| ДОКУМЕНТ |

◇ ◇ ◇

Культура христоверов, на мой взгляд, не может быть понята без обращения к феноменам, важным для народного религиозного сознания, – почитанию святых мест, сакральных предметов, иконопочитанию и почитанию мощей.
Одним из первых лидеров, посмертное почитание которого закреплено в источниках, был Прокопий Данилов Лупкин, умерший в 1732 году, т. е. еще до начала действия первой следственной комиссии. В расспросе его сына, иеродьякона Симонова монастыря Серафима (в миру Спиридона Лупкина), задержанного в ходе расследования вместе с его матерью, старицей Ивановского монастыря Анной (в миру Акулиной Ивановой), указано, что Серафим был отпущен «под караулом по прошению его 732 году ноября 10-го для погребения отца его Прокопья Данилова, ноября 17 на девятины, 29-го на получетыредесятницы, декабря 20-го на четыредесятницу».[282]
Таким образом, можно говорить о распространенной в XVIII веке поминальной традиции, ключевыми точками которой были девятый, двадцатый и сороковой дни.

◇ ◇ ◇

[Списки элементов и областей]
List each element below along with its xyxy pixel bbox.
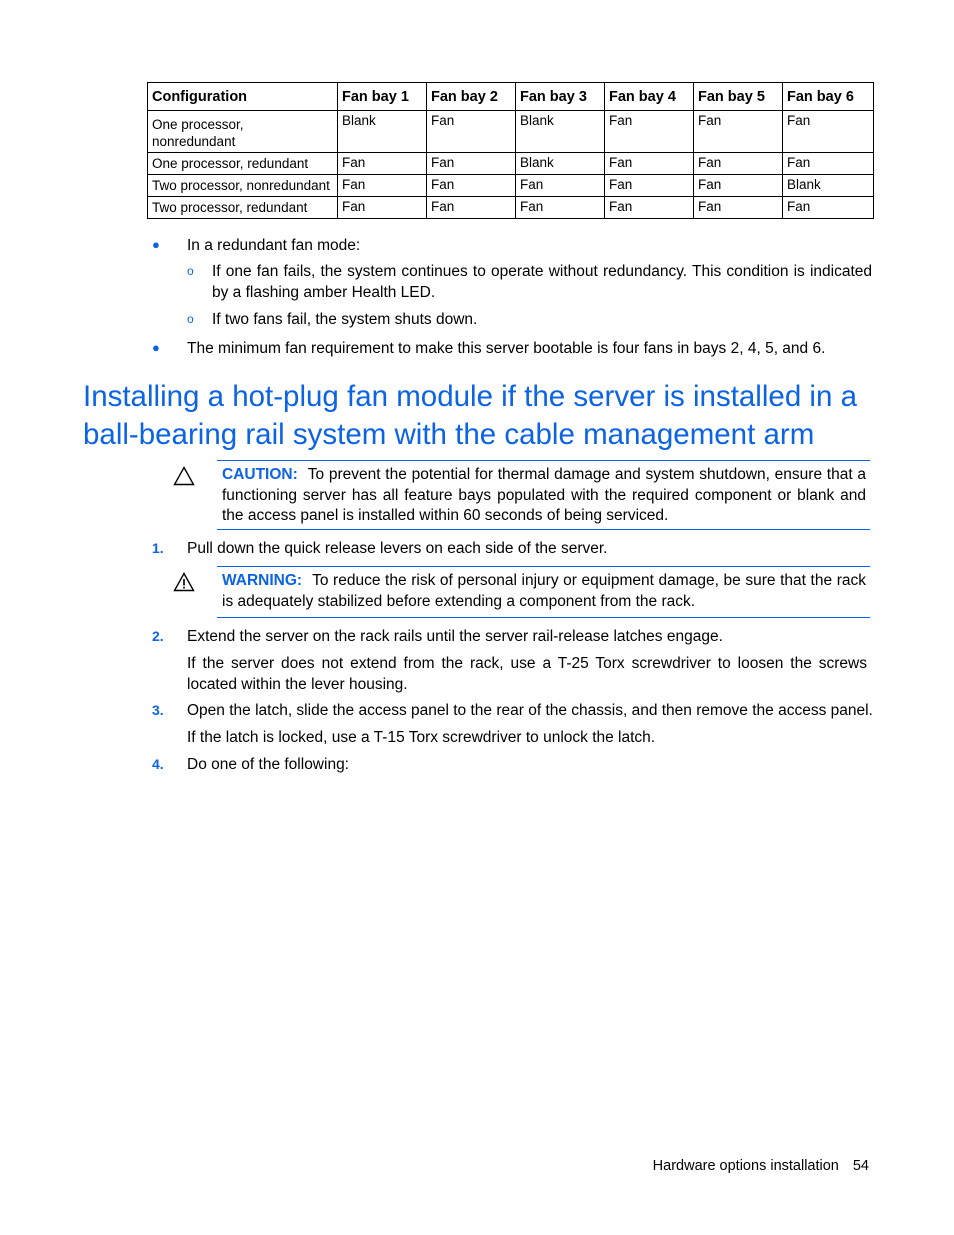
table-cell: Fan	[427, 197, 516, 219]
table-cell: Fan	[783, 197, 874, 219]
step-number: 2.	[152, 628, 164, 644]
table-cell: One processor, redundant	[148, 153, 338, 175]
table-row	[148, 153, 874, 175]
table-cell: Fan	[338, 175, 427, 197]
table-cell: Fan	[516, 197, 605, 219]
caution-triangle-icon	[173, 466, 195, 486]
step-3-note: If the latch is locked, use a T-15 Torx screwdriver to unlock the latch.	[187, 729, 656, 746]
table-cell: Two processor, redundant	[148, 197, 338, 219]
step-number: 1.	[152, 540, 164, 556]
table-cell: Blank	[783, 175, 874, 197]
warning-triangle-icon	[173, 572, 195, 592]
table-cell: Fan	[605, 153, 694, 175]
warning-box	[217, 566, 870, 618]
table-cell: Fan	[783, 111, 874, 153]
table-header: Fan bay 1	[338, 83, 427, 111]
table-row	[148, 175, 874, 197]
caution-text: To prevent the potential for thermal damage and system shutdown, ensure that a functioning server has all feature bays populated with the required component or blank and the access panel is installed within 60 seconds of being serviced.	[222, 466, 866, 524]
step-3-text: Open the latch, slide the access panel to the rear of the chassis, and then remove the access panel.	[187, 702, 873, 719]
table-cell: Fan	[605, 111, 694, 153]
table-cell: Fan	[605, 175, 694, 197]
table-header: Configuration	[148, 83, 338, 111]
table-cell: Fan	[427, 153, 516, 175]
fan-bay-table	[147, 82, 874, 219]
table-cell: Two processor, nonredundant	[148, 175, 338, 197]
step-number: 3.	[152, 702, 164, 718]
step-2-text: Extend the server on the rack rails until the server rail-release latches engage.	[187, 628, 723, 645]
table-cell: Fan	[694, 197, 783, 219]
table-header: Fan bay 6	[783, 83, 874, 111]
table-cell: Blank	[516, 153, 605, 175]
warning-label: WARNING:	[222, 572, 303, 589]
footer-section-title: Hardware options installation	[652, 1158, 839, 1174]
table-cell: Blank	[338, 111, 427, 153]
sub-bullet-icon: o	[187, 264, 194, 278]
table-cell: Fan	[694, 153, 783, 175]
table-cell: Fan	[783, 153, 874, 175]
table-cell: Fan	[427, 111, 516, 153]
table-row	[148, 111, 874, 153]
table-cell: Fan	[694, 111, 783, 153]
table-header: Fan bay 5	[694, 83, 783, 111]
step-1-text: Pull down the quick release levers on each side of the server.	[187, 540, 608, 557]
caution-label: CAUTION:	[222, 466, 298, 483]
bullet-minimum-fan-requirement: The minimum fan requirement to make this server bootable is four fans in bays 2, 4, 5, and 6.	[187, 340, 826, 357]
step-4-text: Do one of the following:	[187, 756, 349, 773]
sub-bullet-two-fans-fail: If two fans fail, the system shuts down.	[212, 311, 478, 328]
table-cell: Fan	[516, 175, 605, 197]
page-footer	[653, 1158, 869, 1174]
bullet-redundant-fan-mode: In a redundant fan mode:	[187, 237, 361, 254]
warning-text: To reduce the risk of personal injury or equipment damage, be sure that the rack is adequately stabilized before extending a component from the rack.	[222, 572, 866, 610]
table-cell: Fan	[338, 153, 427, 175]
table-cell: One processor, nonredundant	[148, 111, 338, 153]
section-heading: Installing a hot-plug fan module if the server is installed in a ball-bearing rail system with the cable management arm	[83, 380, 857, 451]
table-cell: Fan	[694, 175, 783, 197]
sub-bullet-icon: o	[187, 312, 194, 326]
bullet-icon: ●	[152, 237, 160, 252]
step-number: 4.	[152, 756, 164, 772]
table-header: Fan bay 3	[516, 83, 605, 111]
table-cell: Fan	[338, 197, 427, 219]
page-number: 54	[852, 1158, 869, 1174]
table-cell: Blank	[516, 111, 605, 153]
table-cell: Fan	[605, 197, 694, 219]
table-row	[148, 197, 874, 219]
caution-box	[217, 460, 870, 530]
bullet-icon: ●	[152, 340, 160, 355]
sub-bullet-one-fan-fails: If one fan fails, the system continues to operate without redundancy. This condition is indicated by a flashing amber Health LED.	[212, 263, 872, 301]
table-header-row	[148, 83, 874, 111]
table-cell: Fan	[427, 175, 516, 197]
table-header: Fan bay 4	[605, 83, 694, 111]
step-2-note: If the server does not extend from the rack, use a T-25 Torx screwdriver to loosen the screws located within the lever housing.	[187, 655, 867, 693]
table-header: Fan bay 2	[427, 83, 516, 111]
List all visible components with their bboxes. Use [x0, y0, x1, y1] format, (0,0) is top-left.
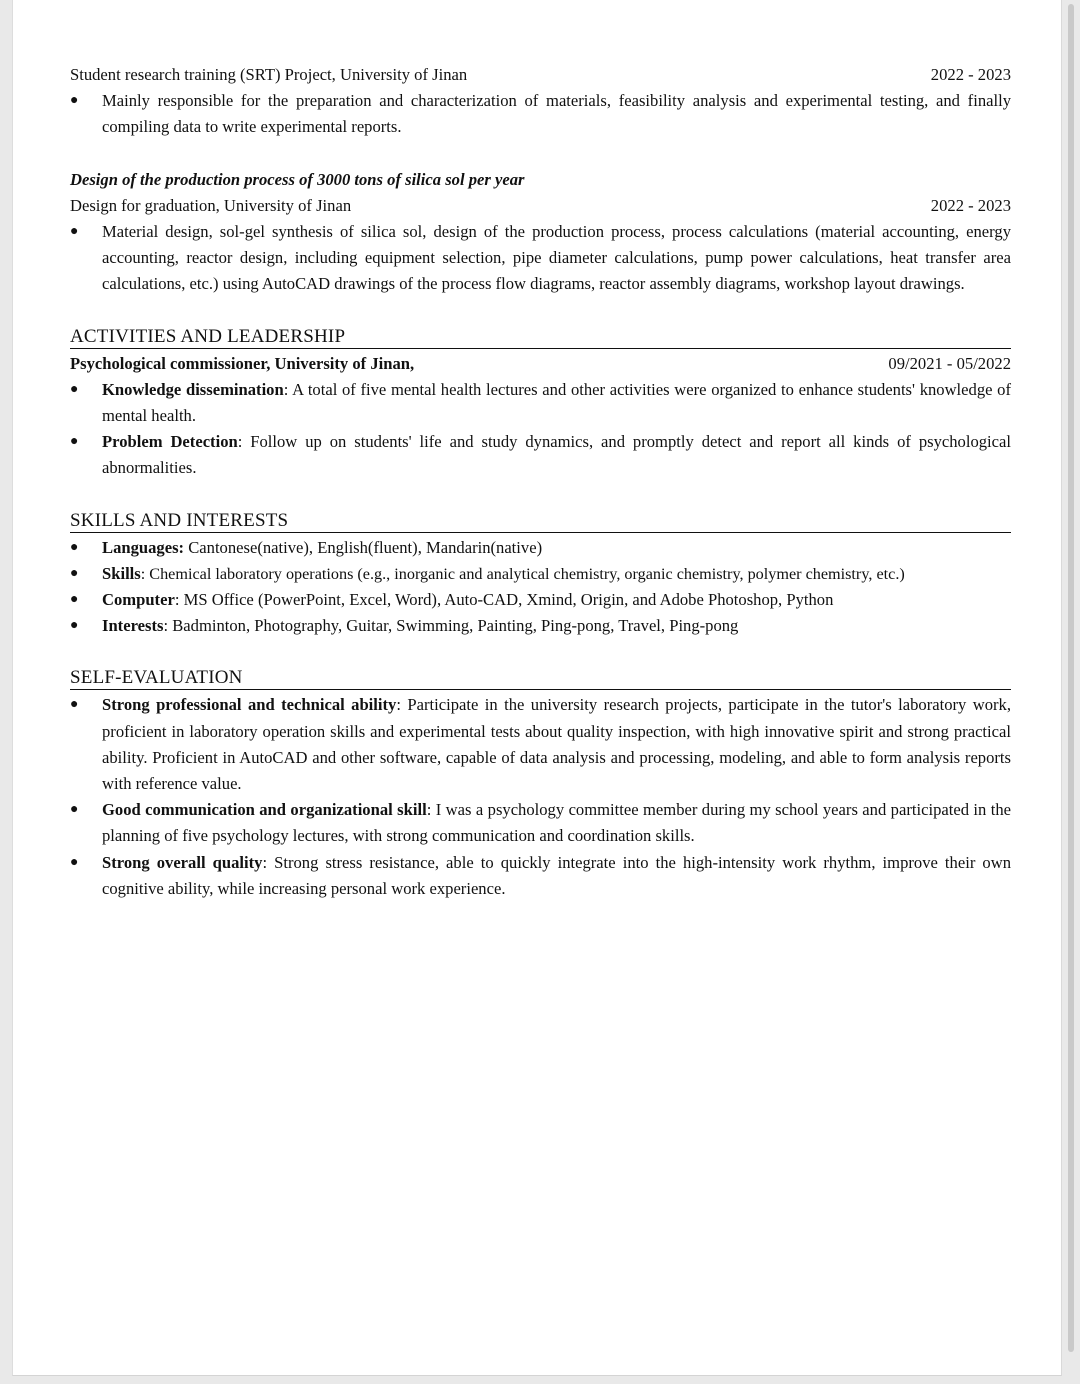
list-item: [70, 429, 1011, 481]
srt-header: [70, 62, 1011, 88]
design-bullet-text: Material design, sol-gel synthesis of silica sol, design of the production process, process calculations (material accounting, energy accounting, reactor design, including equipment selection, pipe diameter calculations, pump power calculations, heat transfer area calculations, etc.) using AutoCAD drawings of the process flow diagrams, reactor assembly diagrams, workshop layout drawings.: [102, 222, 1011, 294]
activities-date: 09/2021 - 05/2022: [888, 353, 1011, 373]
bullet-icon: ●: [70, 697, 79, 713]
bullet-text: : Participate in the university research projects, participate in the tutor's laboratory work, proficient in laboratory operation skills and experimental tests about quality inspection, with high innovative spirit and strong practical ability. Proficient in AutoCAD and other software, capable of data analysis and processing, modeling, and able to form analysis reports with reference value.: [102, 695, 1011, 794]
list-item: [70, 377, 1011, 429]
design-bullets: [70, 219, 1011, 298]
list-item: [70, 88, 1011, 140]
skills-bullets: [70, 535, 1011, 640]
bullet-text: : Badminton, Photography, Guitar, Swimming, Painting, Ping-pong, Travel, Ping-pong: [163, 616, 739, 636]
srt-title: Student research training (SRT) Project, University of Jinan: [70, 65, 468, 84]
design-title: Design for graduation, University of Jinan: [70, 195, 352, 215]
list-item: [70, 535, 1011, 561]
bullet-label: Strong professional and technical ability: [102, 695, 397, 715]
bullet-label: Interests: [102, 616, 164, 636]
bullet-icon: ●: [70, 565, 79, 581]
bullet-label: Knowledge dissemination: [102, 379, 284, 399]
bullet-icon: ●: [70, 802, 79, 818]
document-page: [12, 0, 1062, 1376]
activities-heading: ACTIVITIES AND LEADERSHIP: [70, 322, 1011, 349]
bullet-icon: ●: [70, 381, 79, 397]
bullet-label: Computer: [102, 590, 175, 610]
srt-bullets: [70, 88, 1011, 140]
bullet-text: : Chemical laboratory operations (e.g., inorganic and analytical chemistry, organic chemistry, polymer chemistry, etc.): [140, 564, 905, 583]
bullet-label: Languages:: [102, 537, 185, 557]
bullet-text: : MS Office (PowerPoint, Excel, Word), Auto-CAD, Xmind, Origin, and Adobe Photoshop, Python: [174, 590, 834, 610]
bullet-label: Problem Detection: [102, 432, 238, 452]
bullet-text: : A total of five mental health lectures and other activities were organized to enhance students' knowledge of mental health.: [102, 379, 1011, 426]
list-item: [70, 613, 1011, 639]
bullet-icon: ●: [70, 434, 79, 450]
skills-heading: SKILLS AND INTERESTS: [70, 506, 1011, 533]
list-item: [70, 587, 1011, 613]
bullet-icon: ●: [70, 618, 79, 634]
bullet-icon: ●: [70, 93, 79, 109]
activities-bullets: [70, 377, 1011, 482]
list-item: [70, 561, 1011, 587]
bullet-text: Cantonese(native), English(fluent), Mandarin(native): [184, 537, 543, 557]
bullet-icon: ●: [70, 854, 79, 870]
vertical-scrollbar[interactable]: [1068, 4, 1074, 1352]
activities-header: [70, 351, 1011, 377]
self-evaluation-heading: SELF-EVALUATION: [70, 663, 1011, 690]
design-header: [70, 193, 1011, 219]
bullet-text: : Follow up on students' life and study dynamics, and promptly detect and report all kinds of psychological abnormalities.: [102, 432, 1011, 478]
bullet-text: : I was a psychology committee member during my school years and participated in the planning of five psychology lectures, with strong communication and coordination skills.: [102, 800, 1012, 846]
srt-bullet-text: Mainly responsible for the preparation and characterization of materials, feasibility analysis and experimental testing, and finally compiling data to write experimental reports.: [102, 91, 1011, 137]
list-item: [70, 797, 1011, 849]
bullet-label: Skills: [102, 563, 141, 583]
design-date: 2022 - 2023: [930, 195, 1011, 215]
bullet-icon: ●: [70, 224, 79, 240]
bullet-label: Strong overall quality: [102, 852, 263, 872]
list-item: [70, 219, 1011, 298]
activities-role: Psychological commissioner, University of Jinan,: [70, 353, 415, 373]
bullet-icon: ●: [70, 539, 79, 555]
list-item: [70, 692, 1011, 797]
bullet-text: : Strong stress resistance, able to quickly integrate into the high-intensity work rhythm, improve their own cognitive ability, while increasing personal work experience.: [102, 852, 1011, 898]
resume-content: [70, 62, 1011, 902]
design-project-title: Design of the production process of 3000 tons of silica sol per year: [70, 169, 525, 189]
self-evaluation-bullets: [70, 692, 1011, 902]
bullet-icon: ●: [70, 592, 79, 608]
srt-date: 2022 - 2023: [930, 65, 1011, 84]
list-item: [70, 850, 1011, 902]
bullet-label: Good communication and organizational skill: [102, 800, 427, 820]
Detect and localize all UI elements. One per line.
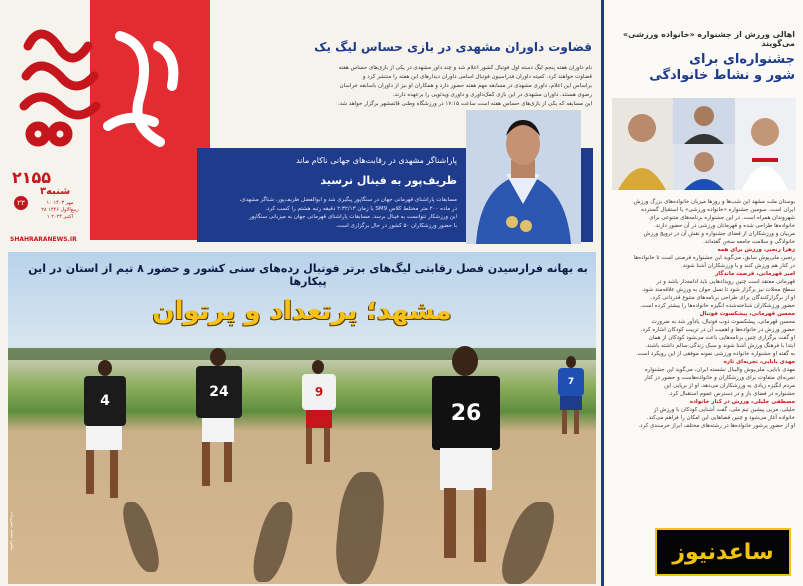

◇ ◇ ◇

| ЧТО НУЖНО СДЕЛАТЬ |
1 > Назовите все явления, которые текст о культуре христоверов называет важными для народного религиозного сознания.
2 > Выпишите из записей все строки, где встречается слово "triangle".

| РЕШЕНИЯ ЗАДАНИЙ |
1 > Почитание святых мест, почитание сакральных предметов, иконопочитание, почитание мощей.

2 >
caution-triangle-icon	[173, 466, 195, 486]
warning-triangle-icon	[173, 572, 195, 592]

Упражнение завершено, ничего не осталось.